══ DATA FOR THE TASK
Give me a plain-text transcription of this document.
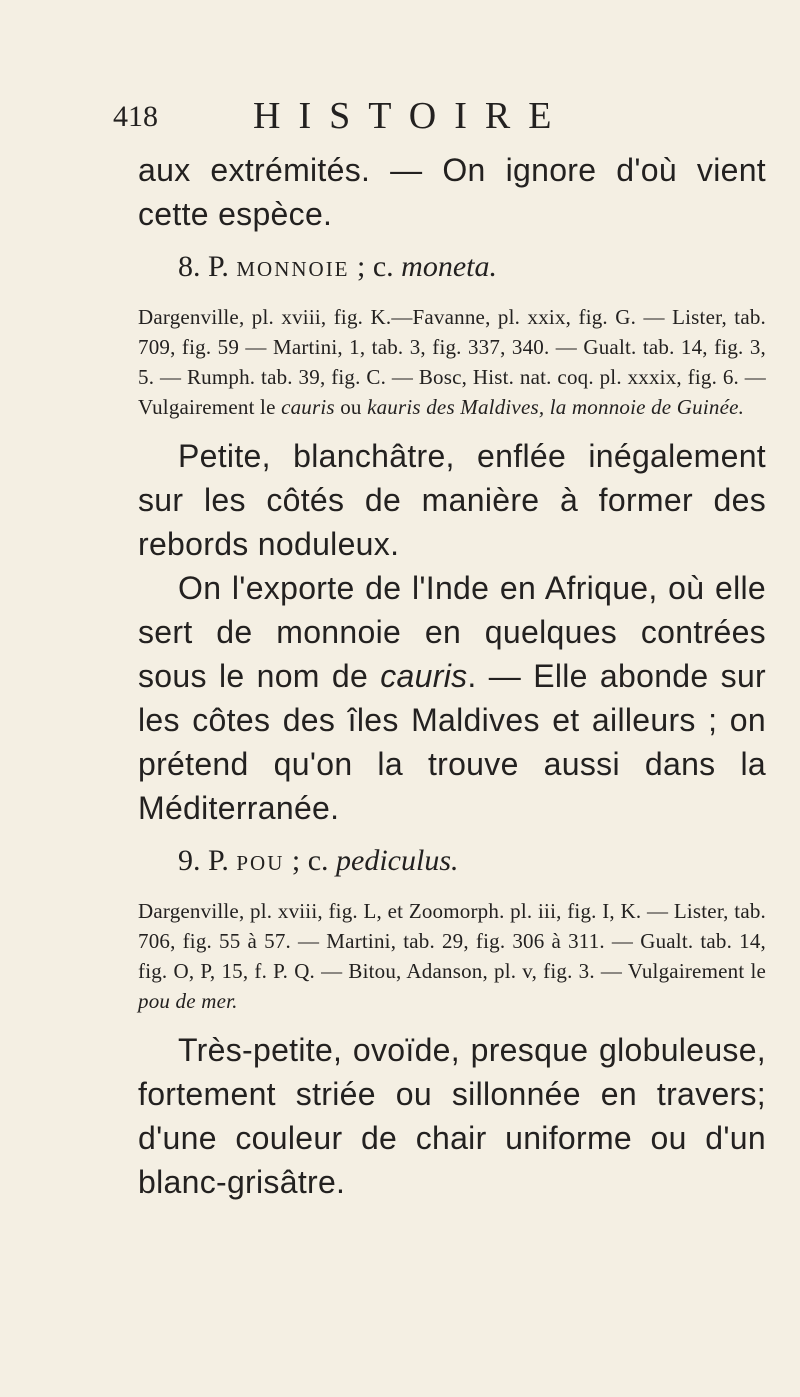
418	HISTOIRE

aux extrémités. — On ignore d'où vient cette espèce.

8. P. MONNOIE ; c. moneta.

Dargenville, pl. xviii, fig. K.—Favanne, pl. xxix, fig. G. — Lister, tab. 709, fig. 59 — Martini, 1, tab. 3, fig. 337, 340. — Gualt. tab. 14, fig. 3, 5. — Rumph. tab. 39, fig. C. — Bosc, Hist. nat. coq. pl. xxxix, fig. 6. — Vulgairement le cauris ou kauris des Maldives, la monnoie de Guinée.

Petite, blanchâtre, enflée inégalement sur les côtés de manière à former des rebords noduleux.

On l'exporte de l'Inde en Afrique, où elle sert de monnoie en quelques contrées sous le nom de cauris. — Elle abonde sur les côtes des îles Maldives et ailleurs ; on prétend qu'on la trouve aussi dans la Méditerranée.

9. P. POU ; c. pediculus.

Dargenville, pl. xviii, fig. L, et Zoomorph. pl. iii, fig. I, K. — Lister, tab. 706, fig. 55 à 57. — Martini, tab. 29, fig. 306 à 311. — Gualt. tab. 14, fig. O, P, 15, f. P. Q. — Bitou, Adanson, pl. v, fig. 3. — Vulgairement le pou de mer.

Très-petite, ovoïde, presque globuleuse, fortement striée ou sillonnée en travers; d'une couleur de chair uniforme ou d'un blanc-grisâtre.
════
══ DATA FOR THE TASK
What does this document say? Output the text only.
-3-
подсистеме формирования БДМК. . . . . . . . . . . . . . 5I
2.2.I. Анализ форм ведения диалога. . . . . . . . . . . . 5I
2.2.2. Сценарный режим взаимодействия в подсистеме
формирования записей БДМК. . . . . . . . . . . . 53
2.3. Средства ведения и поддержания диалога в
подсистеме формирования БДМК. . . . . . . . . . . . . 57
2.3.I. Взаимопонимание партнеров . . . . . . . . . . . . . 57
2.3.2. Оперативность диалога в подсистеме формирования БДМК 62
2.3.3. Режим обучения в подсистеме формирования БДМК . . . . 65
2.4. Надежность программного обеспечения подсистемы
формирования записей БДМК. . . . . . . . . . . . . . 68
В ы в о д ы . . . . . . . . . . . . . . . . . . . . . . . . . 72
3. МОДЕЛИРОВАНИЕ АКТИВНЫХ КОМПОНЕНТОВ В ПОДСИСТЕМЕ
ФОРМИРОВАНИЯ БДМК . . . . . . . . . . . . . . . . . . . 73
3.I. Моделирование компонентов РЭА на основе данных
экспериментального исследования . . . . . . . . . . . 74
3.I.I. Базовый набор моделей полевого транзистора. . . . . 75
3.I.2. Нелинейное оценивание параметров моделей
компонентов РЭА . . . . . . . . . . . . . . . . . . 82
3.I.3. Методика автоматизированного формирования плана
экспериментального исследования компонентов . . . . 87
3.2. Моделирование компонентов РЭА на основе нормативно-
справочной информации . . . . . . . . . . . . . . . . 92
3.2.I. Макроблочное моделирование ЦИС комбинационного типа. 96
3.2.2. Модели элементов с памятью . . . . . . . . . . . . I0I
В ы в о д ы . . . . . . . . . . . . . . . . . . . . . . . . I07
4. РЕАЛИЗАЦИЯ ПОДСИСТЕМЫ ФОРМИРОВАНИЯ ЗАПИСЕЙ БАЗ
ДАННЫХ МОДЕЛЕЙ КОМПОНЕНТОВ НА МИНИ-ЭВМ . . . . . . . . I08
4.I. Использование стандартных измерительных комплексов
════
══ DATA FOR THE TASK
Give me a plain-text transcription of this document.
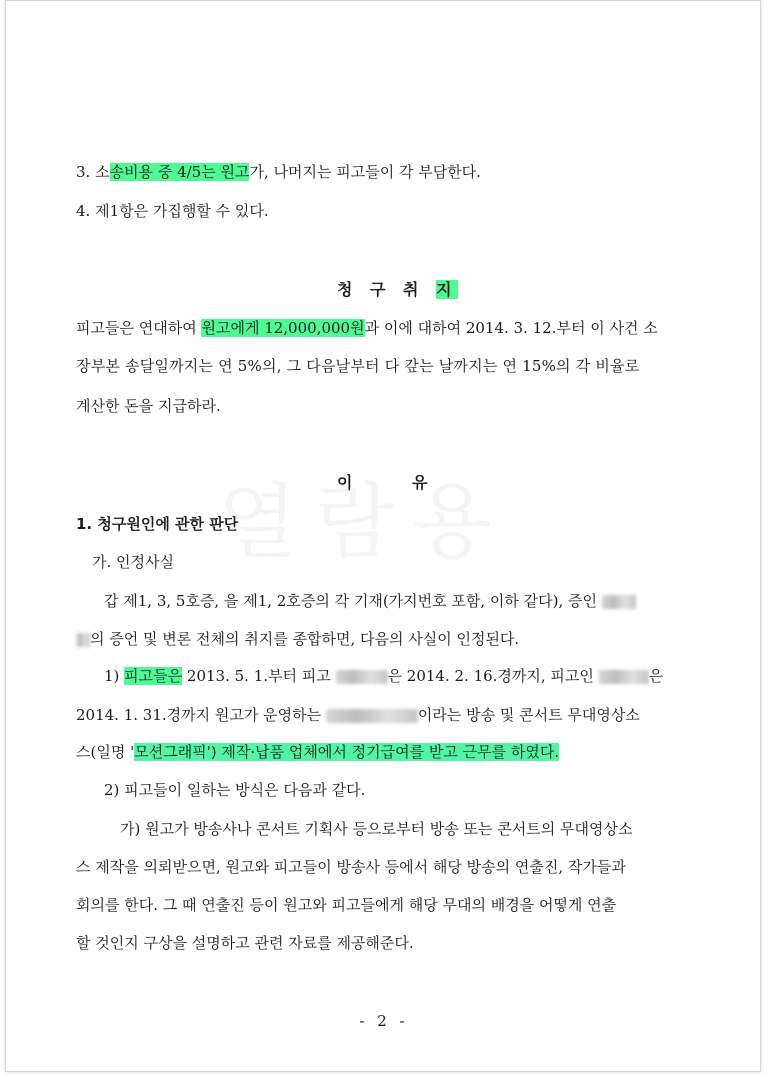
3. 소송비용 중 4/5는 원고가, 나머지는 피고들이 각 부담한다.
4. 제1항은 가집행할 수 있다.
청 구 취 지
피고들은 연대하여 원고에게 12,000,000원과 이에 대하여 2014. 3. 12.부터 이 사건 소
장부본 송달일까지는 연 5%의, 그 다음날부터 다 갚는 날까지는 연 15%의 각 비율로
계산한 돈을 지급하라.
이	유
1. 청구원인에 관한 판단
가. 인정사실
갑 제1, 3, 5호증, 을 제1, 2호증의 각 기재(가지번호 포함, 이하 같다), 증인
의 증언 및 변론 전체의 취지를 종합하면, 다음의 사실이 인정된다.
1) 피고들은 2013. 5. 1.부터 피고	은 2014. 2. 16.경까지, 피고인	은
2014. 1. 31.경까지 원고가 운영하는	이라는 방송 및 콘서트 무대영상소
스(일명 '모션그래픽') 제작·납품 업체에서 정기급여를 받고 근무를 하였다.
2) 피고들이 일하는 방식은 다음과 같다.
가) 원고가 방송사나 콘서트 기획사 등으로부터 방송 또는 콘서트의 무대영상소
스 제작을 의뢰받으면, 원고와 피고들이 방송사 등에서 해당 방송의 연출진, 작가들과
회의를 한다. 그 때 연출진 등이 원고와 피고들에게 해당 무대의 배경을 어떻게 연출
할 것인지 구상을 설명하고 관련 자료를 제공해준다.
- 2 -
════
In the records above, locate the lines holding the word "Martini". Copy each of them.

Dargenville, pl. xviii, fig. K.—Favanne, pl. xxix, fig. G. — Lister, tab. 709, fig. 59 — Martini, 1, tab. 3, fig. 337, 340. — Gualt. tab. 14, fig. 3, 5. — Rumph. tab. 39, fig. C. — Bosc, Hist. nat. coq. pl. xxxix, fig. 6. — Vulgairement le cauris ou kauris des Maldives, la monnoie de Guinée.
Dargenville, pl. xviii, fig. L, et Zoomorph. pl. iii, fig. I, K. — Lister, tab. 706, fig. 55 à 57. — Martini, tab. 29, fig. 306 à 311. — Gualt. tab. 14, fig. O, P, 15, f. P. Q. — Bitou, Adanson, pl. v, fig. 3. — Vulgairement le pou de mer.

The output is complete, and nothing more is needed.